## INSTRUCTIONS TO FOLLOW
Select all lines holding the word "JSON" from the entries that follow.

## RECORDS FOR THIS TASK
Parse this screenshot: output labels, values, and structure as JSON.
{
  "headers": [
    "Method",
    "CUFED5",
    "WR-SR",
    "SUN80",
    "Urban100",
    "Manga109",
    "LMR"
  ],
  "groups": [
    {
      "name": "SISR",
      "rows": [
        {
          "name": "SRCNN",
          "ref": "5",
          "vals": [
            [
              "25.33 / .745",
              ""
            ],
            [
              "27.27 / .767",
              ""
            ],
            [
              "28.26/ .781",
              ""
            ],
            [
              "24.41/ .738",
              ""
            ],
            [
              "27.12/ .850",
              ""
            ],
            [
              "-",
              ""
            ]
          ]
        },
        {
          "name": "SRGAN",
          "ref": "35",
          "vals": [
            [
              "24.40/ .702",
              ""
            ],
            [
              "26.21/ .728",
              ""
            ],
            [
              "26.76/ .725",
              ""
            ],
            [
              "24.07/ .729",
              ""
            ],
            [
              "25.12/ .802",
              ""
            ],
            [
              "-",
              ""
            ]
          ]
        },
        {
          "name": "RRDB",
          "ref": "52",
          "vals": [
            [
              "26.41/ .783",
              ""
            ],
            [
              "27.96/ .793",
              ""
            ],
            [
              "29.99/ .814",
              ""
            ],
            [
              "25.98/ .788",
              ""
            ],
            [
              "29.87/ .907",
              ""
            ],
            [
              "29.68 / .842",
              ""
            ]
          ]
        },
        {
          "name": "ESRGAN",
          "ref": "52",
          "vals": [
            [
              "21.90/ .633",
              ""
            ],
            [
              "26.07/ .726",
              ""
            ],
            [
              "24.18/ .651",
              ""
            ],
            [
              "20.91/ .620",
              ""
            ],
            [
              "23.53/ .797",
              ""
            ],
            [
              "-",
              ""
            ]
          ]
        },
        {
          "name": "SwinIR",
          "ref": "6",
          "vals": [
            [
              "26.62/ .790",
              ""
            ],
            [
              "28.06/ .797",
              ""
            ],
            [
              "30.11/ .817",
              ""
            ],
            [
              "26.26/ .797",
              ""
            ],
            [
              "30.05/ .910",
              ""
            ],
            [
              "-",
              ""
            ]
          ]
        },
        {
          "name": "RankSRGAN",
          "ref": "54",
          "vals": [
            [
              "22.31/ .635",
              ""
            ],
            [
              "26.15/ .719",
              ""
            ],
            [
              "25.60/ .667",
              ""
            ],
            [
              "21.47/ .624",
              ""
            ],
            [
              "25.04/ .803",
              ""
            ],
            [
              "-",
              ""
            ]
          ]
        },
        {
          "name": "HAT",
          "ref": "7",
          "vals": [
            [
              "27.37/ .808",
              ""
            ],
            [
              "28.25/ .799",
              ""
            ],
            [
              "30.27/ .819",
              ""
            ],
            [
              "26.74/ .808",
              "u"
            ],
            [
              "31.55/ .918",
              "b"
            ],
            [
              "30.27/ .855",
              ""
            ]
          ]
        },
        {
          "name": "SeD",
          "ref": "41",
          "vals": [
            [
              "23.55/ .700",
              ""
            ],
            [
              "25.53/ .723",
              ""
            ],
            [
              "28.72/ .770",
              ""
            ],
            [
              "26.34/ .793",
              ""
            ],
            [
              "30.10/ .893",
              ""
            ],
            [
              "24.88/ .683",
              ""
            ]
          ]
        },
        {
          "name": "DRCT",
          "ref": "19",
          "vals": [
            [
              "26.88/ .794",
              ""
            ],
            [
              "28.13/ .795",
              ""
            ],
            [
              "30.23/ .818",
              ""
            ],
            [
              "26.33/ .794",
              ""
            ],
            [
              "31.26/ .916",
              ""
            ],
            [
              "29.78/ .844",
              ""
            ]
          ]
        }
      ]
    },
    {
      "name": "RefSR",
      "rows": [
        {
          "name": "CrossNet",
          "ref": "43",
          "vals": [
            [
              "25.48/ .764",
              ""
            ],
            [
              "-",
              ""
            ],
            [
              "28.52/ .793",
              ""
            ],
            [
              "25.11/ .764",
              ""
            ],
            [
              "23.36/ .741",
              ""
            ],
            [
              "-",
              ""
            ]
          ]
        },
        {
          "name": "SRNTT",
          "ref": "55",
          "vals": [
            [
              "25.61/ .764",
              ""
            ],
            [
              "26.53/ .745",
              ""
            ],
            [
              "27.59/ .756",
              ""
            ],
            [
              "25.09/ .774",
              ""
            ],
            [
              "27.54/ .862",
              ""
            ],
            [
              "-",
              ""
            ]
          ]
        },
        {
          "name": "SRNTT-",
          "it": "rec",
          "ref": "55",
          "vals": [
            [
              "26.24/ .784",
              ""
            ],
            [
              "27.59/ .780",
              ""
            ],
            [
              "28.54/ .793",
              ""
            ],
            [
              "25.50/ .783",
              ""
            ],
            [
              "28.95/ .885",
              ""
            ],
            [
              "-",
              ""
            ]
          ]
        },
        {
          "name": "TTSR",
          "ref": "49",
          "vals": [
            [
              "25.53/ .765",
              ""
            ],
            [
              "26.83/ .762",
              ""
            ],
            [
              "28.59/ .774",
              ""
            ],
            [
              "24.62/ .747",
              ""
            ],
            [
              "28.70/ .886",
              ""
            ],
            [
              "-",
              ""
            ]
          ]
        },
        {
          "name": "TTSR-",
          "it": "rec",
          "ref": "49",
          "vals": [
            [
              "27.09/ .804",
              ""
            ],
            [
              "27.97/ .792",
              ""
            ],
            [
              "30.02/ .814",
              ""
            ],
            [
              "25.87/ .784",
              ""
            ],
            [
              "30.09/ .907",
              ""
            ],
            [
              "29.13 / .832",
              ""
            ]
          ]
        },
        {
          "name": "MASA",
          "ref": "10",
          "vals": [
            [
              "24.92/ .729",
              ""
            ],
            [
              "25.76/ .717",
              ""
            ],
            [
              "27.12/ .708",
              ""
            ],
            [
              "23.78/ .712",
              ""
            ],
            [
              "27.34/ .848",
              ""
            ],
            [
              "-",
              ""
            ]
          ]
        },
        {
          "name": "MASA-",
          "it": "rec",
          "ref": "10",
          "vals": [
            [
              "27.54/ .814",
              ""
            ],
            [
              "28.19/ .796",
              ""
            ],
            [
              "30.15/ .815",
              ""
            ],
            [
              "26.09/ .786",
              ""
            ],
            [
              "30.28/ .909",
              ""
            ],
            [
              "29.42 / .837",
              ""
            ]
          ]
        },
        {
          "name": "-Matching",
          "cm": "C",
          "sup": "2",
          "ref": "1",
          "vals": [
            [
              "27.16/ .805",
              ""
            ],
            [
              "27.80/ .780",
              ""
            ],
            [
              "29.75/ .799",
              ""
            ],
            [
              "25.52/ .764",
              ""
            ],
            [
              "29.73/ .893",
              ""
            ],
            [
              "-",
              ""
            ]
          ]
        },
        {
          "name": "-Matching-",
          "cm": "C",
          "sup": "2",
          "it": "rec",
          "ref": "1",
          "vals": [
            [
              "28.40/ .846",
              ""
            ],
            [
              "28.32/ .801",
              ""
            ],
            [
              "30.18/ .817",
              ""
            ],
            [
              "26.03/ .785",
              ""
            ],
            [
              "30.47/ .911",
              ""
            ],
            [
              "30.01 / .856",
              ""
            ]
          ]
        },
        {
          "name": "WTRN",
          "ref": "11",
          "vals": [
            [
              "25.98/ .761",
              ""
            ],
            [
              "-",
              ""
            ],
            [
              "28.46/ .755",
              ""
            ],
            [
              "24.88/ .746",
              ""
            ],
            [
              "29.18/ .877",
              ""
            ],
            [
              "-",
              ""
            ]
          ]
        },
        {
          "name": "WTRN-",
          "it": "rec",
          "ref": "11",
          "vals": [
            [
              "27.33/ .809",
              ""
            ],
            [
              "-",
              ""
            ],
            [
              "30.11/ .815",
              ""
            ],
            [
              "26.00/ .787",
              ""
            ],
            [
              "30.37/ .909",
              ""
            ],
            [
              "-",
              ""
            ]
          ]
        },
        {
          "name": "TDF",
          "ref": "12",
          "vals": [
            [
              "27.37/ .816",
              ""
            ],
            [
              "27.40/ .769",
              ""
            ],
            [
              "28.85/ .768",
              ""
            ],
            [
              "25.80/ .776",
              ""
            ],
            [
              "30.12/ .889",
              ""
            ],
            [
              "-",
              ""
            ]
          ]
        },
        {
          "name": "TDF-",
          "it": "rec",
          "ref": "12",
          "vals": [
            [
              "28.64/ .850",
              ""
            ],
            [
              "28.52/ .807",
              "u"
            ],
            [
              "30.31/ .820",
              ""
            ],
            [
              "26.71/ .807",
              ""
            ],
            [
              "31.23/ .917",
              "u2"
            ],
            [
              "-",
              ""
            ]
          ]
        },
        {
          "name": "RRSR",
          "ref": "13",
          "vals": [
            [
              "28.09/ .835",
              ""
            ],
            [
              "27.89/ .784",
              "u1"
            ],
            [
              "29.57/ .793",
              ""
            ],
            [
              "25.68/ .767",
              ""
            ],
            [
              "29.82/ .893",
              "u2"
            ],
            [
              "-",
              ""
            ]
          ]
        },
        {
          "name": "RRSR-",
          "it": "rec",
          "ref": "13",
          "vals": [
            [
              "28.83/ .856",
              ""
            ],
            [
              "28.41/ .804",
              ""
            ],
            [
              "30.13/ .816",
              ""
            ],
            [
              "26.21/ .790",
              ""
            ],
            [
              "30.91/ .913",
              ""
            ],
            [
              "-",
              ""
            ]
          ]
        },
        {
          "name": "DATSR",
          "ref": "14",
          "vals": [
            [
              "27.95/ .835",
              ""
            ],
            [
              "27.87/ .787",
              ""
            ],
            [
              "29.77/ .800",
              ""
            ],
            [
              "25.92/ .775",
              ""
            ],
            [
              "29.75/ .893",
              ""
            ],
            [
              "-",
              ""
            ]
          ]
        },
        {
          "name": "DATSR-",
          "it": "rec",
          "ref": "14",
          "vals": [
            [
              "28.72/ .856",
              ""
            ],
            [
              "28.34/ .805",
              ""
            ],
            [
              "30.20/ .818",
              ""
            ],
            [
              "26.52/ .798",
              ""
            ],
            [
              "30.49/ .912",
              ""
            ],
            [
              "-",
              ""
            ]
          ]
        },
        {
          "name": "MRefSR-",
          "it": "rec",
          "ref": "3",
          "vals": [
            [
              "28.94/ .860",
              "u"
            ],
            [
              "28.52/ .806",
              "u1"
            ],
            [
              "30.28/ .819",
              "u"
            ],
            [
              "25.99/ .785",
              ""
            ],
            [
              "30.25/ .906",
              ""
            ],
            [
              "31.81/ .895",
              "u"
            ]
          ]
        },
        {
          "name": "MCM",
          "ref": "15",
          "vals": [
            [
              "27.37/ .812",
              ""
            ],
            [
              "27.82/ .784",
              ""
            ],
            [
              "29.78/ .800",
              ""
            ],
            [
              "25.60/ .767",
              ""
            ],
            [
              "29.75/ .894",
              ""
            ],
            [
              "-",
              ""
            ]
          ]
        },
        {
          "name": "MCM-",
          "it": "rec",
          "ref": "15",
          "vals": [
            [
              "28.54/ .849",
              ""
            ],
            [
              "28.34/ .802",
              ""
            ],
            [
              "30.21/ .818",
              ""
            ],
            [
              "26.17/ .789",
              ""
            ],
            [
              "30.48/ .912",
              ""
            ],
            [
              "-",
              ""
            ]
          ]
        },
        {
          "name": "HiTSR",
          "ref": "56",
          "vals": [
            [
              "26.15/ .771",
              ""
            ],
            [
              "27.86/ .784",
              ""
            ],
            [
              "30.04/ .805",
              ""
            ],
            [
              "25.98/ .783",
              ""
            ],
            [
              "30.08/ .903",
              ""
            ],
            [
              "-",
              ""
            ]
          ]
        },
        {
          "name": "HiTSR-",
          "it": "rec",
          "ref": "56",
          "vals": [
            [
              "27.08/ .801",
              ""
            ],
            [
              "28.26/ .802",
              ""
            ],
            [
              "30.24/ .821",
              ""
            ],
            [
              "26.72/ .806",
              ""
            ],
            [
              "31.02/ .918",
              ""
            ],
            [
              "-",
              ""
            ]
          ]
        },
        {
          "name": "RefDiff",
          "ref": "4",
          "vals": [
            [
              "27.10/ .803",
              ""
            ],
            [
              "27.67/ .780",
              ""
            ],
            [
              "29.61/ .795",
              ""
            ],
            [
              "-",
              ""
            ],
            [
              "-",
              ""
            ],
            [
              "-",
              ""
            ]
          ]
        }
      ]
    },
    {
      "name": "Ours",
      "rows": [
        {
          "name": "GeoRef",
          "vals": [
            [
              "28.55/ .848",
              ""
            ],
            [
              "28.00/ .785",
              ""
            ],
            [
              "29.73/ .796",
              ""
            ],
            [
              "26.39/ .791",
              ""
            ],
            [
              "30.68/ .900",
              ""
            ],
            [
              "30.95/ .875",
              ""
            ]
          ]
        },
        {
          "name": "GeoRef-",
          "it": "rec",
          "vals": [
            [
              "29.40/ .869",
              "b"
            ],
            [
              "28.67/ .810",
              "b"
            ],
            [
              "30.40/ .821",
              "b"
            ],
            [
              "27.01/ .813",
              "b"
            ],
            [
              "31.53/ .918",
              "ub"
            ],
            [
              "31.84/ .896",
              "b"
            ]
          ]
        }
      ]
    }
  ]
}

--

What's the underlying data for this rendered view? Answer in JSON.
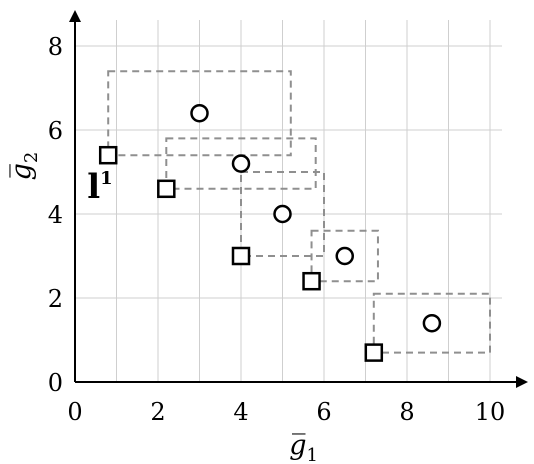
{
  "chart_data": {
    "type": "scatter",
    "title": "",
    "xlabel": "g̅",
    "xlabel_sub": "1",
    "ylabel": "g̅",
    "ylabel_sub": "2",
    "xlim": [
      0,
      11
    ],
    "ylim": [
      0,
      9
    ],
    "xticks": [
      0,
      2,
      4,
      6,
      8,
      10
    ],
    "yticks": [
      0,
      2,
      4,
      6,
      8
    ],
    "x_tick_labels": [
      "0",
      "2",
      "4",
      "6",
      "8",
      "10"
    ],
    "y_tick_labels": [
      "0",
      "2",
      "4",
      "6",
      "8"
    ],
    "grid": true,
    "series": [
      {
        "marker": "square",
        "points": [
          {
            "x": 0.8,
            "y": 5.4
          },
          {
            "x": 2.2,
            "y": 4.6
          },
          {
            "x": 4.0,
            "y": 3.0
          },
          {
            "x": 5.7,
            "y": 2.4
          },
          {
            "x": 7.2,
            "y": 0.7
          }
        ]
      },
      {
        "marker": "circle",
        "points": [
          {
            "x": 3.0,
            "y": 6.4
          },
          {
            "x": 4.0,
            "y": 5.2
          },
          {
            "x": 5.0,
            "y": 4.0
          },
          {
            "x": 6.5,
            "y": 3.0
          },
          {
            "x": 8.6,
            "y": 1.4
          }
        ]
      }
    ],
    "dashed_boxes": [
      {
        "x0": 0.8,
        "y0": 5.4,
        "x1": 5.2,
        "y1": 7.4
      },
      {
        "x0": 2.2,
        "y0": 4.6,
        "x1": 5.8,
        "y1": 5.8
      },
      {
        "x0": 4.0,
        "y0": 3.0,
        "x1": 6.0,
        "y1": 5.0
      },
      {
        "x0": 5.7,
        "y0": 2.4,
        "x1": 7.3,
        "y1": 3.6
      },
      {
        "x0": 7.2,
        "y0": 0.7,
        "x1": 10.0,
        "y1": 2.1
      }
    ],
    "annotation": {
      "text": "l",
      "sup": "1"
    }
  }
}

## THE COMPLETED TASK
Parse this screenshot: output labels, values, and structure as JSON.
What's the underlying data for this rendered view? Answer in JSON.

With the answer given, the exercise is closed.